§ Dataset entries
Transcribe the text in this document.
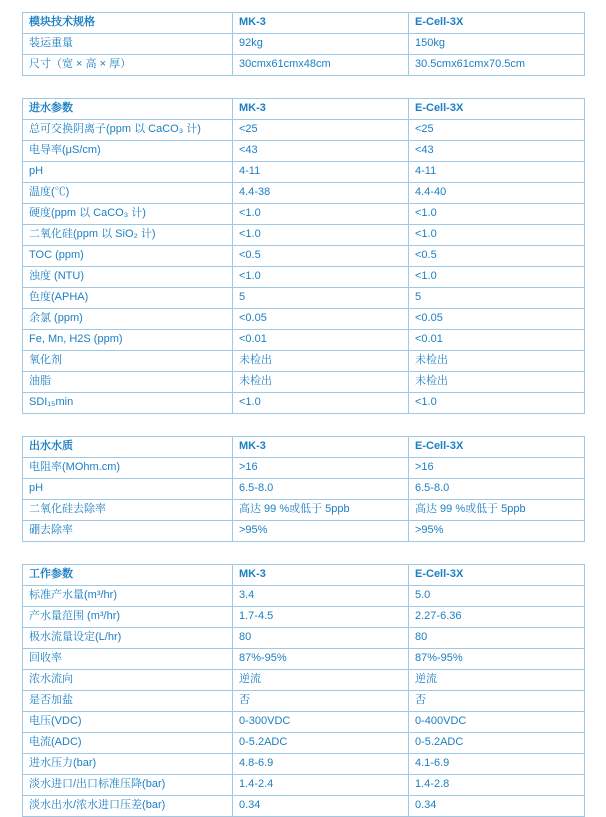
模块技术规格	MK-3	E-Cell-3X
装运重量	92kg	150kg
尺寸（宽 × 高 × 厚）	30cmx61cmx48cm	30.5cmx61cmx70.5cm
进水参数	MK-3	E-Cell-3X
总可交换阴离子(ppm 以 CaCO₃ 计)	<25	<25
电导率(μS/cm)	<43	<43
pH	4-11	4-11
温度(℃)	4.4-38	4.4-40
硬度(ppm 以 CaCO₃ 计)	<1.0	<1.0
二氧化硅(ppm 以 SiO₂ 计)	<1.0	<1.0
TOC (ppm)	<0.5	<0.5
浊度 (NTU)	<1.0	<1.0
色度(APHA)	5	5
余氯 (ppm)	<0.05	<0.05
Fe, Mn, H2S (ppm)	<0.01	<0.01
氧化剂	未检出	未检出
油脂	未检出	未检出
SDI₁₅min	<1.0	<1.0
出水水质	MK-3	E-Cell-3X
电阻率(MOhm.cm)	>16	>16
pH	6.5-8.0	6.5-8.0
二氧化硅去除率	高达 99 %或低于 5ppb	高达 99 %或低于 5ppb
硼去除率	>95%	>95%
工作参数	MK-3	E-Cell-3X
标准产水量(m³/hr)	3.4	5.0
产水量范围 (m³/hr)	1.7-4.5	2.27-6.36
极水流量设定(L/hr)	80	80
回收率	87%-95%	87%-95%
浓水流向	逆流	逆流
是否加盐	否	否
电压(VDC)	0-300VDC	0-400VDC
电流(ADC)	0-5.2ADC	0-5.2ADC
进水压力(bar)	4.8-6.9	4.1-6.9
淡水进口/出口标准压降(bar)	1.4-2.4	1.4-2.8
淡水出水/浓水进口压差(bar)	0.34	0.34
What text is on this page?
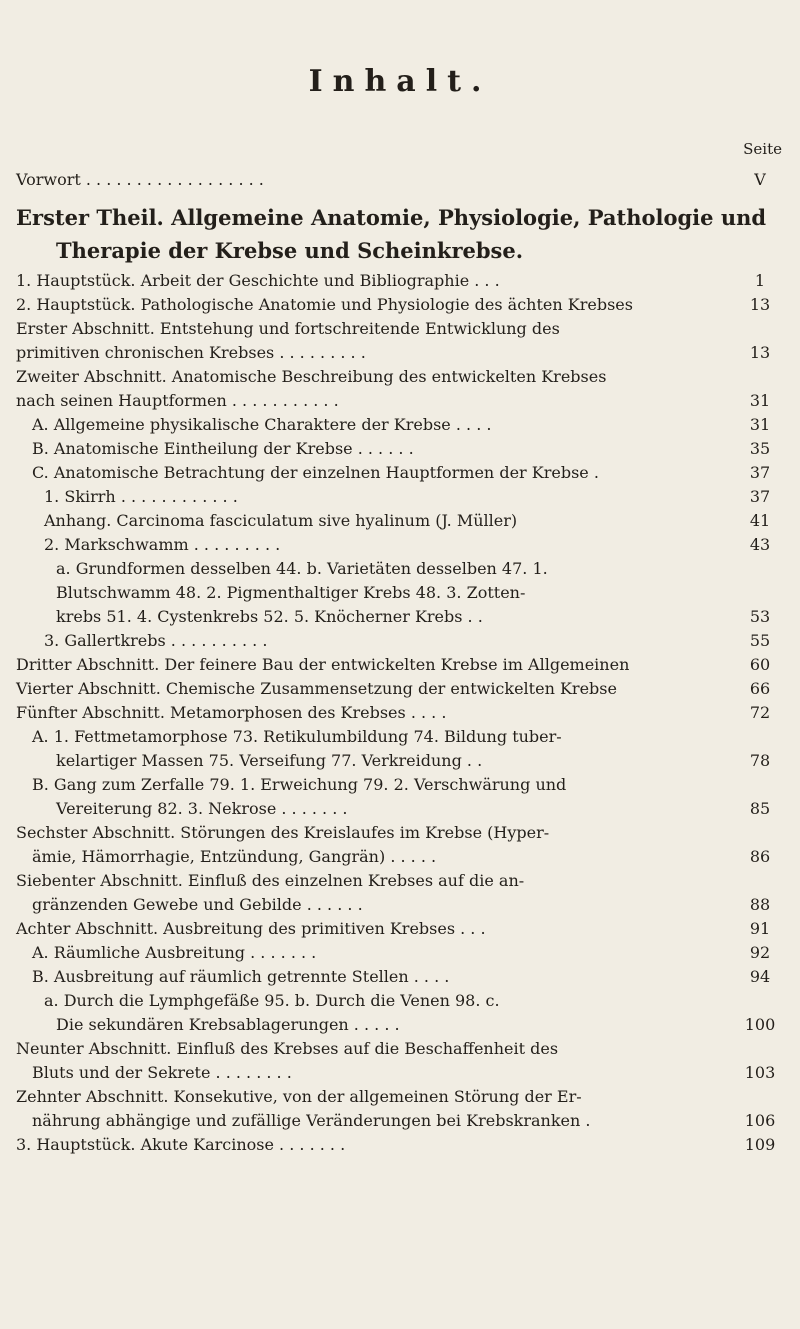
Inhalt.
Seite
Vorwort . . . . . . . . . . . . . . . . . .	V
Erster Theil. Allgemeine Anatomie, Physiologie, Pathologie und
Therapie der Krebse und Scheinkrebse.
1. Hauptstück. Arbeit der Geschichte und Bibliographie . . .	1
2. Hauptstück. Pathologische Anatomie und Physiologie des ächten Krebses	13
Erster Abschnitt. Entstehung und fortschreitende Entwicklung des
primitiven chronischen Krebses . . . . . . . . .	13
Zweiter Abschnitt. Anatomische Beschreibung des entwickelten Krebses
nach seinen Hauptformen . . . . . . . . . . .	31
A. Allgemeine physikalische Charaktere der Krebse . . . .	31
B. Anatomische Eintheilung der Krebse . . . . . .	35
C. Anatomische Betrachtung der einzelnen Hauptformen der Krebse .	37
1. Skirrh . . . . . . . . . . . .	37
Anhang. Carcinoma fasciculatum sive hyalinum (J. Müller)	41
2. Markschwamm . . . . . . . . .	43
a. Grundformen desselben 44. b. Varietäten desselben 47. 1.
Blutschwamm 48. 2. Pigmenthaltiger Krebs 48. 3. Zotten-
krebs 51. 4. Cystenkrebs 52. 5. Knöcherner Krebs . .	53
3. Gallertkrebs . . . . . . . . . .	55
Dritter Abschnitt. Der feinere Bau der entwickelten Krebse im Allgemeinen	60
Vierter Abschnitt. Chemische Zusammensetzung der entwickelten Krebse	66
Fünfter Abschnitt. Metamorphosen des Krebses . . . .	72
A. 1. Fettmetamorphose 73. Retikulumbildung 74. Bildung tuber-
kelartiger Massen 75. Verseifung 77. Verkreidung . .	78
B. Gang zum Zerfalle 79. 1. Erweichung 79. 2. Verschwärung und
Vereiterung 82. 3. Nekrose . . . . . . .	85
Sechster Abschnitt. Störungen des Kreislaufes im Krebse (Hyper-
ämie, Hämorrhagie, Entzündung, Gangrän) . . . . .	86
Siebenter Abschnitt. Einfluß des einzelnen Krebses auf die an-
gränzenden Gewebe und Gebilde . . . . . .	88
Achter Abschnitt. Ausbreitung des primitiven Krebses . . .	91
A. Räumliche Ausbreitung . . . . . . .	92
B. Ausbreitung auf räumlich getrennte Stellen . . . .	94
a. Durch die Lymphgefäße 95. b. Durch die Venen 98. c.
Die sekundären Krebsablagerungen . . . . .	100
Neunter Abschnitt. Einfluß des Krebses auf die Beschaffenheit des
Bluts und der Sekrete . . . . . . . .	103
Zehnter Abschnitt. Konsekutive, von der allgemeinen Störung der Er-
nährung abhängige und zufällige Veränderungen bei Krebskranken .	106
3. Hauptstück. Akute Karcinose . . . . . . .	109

* * *

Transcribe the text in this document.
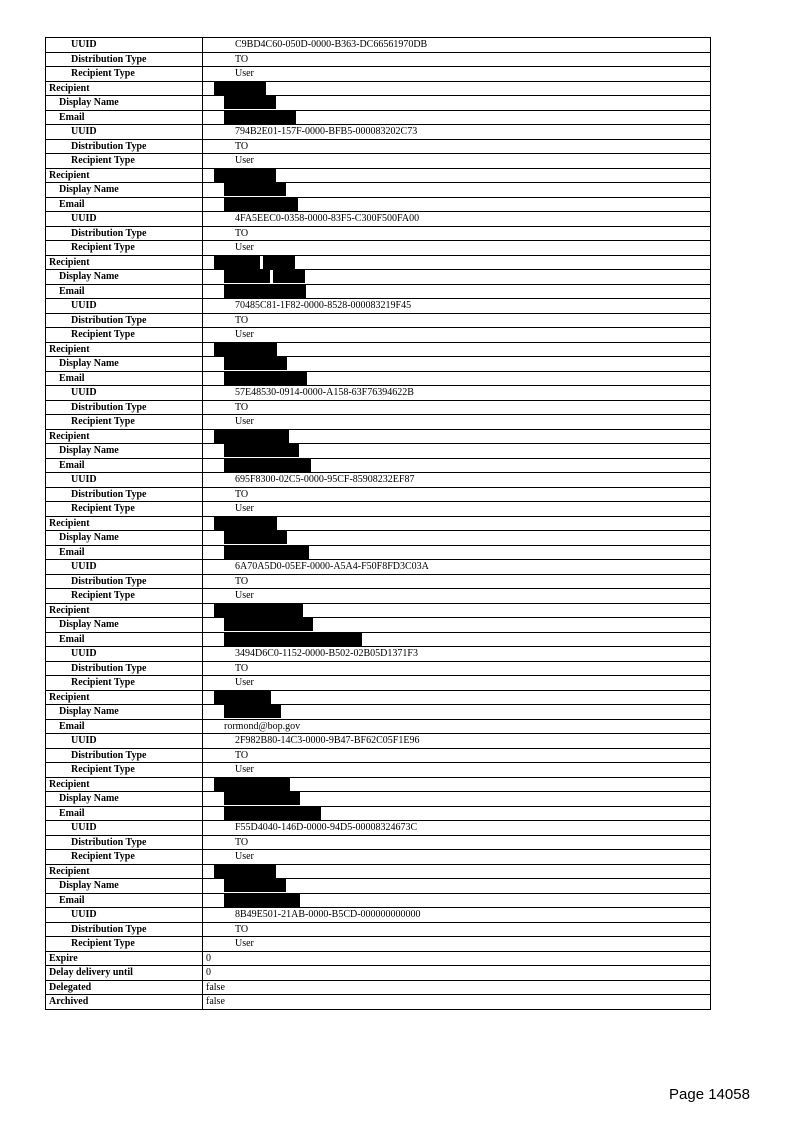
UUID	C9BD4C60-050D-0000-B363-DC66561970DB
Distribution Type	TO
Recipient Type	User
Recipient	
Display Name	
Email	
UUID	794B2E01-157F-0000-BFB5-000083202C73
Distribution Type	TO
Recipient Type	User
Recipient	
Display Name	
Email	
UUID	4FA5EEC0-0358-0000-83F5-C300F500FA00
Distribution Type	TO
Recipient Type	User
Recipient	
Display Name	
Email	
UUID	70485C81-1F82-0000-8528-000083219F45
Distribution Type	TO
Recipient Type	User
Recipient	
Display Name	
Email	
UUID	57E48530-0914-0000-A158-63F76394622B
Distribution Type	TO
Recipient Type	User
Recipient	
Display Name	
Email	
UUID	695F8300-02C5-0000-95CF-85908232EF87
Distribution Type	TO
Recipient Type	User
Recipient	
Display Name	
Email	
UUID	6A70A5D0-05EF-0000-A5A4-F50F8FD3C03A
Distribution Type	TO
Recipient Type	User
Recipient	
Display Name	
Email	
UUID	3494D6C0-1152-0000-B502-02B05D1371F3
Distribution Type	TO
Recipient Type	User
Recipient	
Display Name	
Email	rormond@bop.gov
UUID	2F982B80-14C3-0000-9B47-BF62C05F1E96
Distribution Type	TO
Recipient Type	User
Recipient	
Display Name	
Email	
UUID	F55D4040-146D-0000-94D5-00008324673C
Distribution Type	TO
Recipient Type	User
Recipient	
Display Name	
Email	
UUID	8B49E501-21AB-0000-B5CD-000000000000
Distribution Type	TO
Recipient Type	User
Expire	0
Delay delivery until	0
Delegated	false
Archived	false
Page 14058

§ Exercise aim
Copy all lines from the material that include "entwickelten".

§ Written response
Zweiter Abschnitt. Anatomische Beschreibung des entwickelten Krebses
Dritter Abschnitt. Der feinere Bau der entwickelten Krebse im Allgemeinen	60
Vierter Abschnitt. Chemische Zusammensetzung der entwickelten Krebse	66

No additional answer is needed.